Records for the exercise:
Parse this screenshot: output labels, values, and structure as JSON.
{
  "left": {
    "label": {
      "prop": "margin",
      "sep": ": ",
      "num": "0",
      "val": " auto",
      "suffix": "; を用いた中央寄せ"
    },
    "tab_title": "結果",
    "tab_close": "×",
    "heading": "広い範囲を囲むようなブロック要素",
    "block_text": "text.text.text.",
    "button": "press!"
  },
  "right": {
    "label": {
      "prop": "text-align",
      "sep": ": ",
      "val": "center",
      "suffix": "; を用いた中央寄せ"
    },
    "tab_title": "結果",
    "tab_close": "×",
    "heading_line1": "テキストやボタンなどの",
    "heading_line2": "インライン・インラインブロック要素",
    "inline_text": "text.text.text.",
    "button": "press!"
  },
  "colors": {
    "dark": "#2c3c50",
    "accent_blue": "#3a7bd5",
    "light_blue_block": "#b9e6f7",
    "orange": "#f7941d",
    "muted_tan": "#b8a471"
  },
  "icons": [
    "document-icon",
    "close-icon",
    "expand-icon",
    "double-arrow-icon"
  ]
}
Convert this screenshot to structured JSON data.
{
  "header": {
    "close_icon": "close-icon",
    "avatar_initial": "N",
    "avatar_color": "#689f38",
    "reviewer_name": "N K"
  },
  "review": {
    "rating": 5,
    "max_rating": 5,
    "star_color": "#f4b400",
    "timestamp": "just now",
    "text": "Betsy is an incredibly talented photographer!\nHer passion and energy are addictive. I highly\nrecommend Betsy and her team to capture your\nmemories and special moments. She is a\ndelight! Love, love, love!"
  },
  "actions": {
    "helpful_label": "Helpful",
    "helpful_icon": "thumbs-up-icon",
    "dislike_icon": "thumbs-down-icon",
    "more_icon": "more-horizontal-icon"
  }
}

Task directions: Identify how many lines in the entries above include the string "this", then state that number alone.

Correct response: 2